• [RECORDS]

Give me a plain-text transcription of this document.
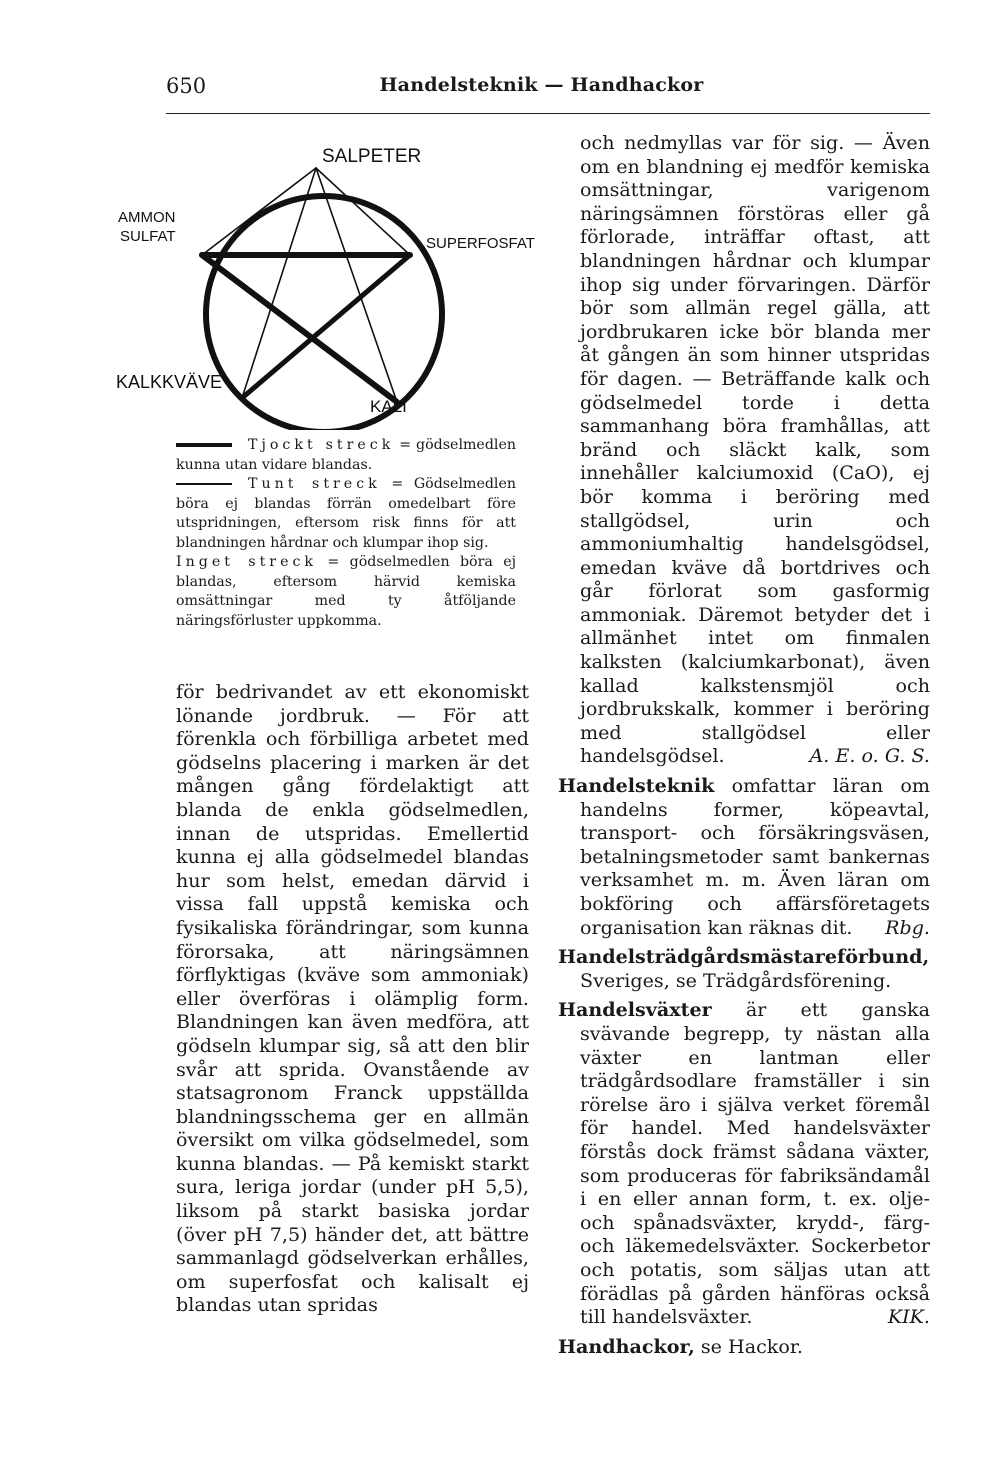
650	Handelsteknik — Handhackor
SALPETER
AMMON
SULFAT	SUPERFOSFAT
KALKKVÄVE
KALI

Tjockt streck = gödselmedlen kunna utan vidare blandas.

Tunt streck = Gödselmedlen böra ej blandas förrän omedelbart före utspridningen, eftersom risk finns för att blandningen hårdnar och klumpar ihop sig.

Inget streck = gödselmedlen böra ej blandas, eftersom härvid kemiska omsättningar med ty åtföljande näringsförluster uppkomma.

för bedrivandet av ett ekonomiskt lönande jordbruk. — För att förenkla och förbilliga arbetet med gödselns placering i marken är det mången gång fördelaktigt att blanda de enkla gödselmedlen, innan de utspridas. Emellertid kunna ej alla gödselmedel blandas hur som helst, emedan därvid i vissa fall uppstå kemiska och fysikaliska förändringar, som kunna förorsaka, att näringsämnen förflyktigas (kväve som ammoniak) eller överföras i olämplig form. Blandningen kan även medföra, att gödseln klumpar sig, så att den blir svår att sprida. Ovanstående av statsagronom Franck uppställda blandningsschema ger en allmän översikt om vilka gödselmedel, som kunna blandas. — På kemiskt starkt sura, leriga jordar (under pH 5,5), liksom på starkt basiska jordar (över pH 7,5) händer det, att bättre sammanlagd gödselverkan erhålles, om superfosfat och kalisalt ej blandas utan spridas

och nedmyllas var för sig. — Även om en blandning ej medför kemiska omsättningar, varigenom näringsämnen förstöras eller gå förlorade, inträffar oftast, att blandningen hårdnar och klumpar ihop sig under förvaringen. Därför bör som allmän regel gälla, att jordbrukaren icke bör blanda mer åt gången än som hinner utspridas för dagen. — Beträffande kalk och gödselmedel torde i detta sammanhang böra framhållas, att bränd och släckt kalk, som innehåller kalciumoxid (CaO), ej bör komma i beröring med stallgödsel, urin och ammoniumhaltig handelsgödsel, emedan kväve då bortdrives och går förlorat som gasformig ammoniak. Däremot betyder det i allmänhet intet om finmalen kalksten (kalciumkarbonat), även kallad kalkstensmjöl och jordbrukskalk, kommer i beröring med stallgödsel eller handelsgödsel.	A. E. o. G. S.

Handelsteknik omfattar läran om handelns former, köpeavtal, transport- och försäkringsväsen, betalningsmetoder samt bankernas verksamhet m. m. Även läran om bokföring och affärsföretagets organisation kan räknas dit. Rbg.

Handelsträdgårdsmästareförbund, Sveriges, se Trädgårdsförening.

Handelsväxter är ett ganska svävande begrepp, ty nästan alla växter en lantman eller trädgårdsodlare framställer i sin rörelse äro i själva verket föremål för handel. Med handelsväxter förstås dock främst sådana växter, som produceras för fabriksändamål i en eller annan form, t. ex. olje- och spånadsväxter, krydd-, färg- och läkemedelsväxter. Sockerbetor och potatis, som säljas utan att förädlas på gården hänföras också till handelsväxter.	KIK.

Handhackor, se Hackor.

• [PROBLEM TO SOLVE] Go through the records and tally the lines that include "Handhackor". Write only the number.

• [RESULT OF THE TASK] 2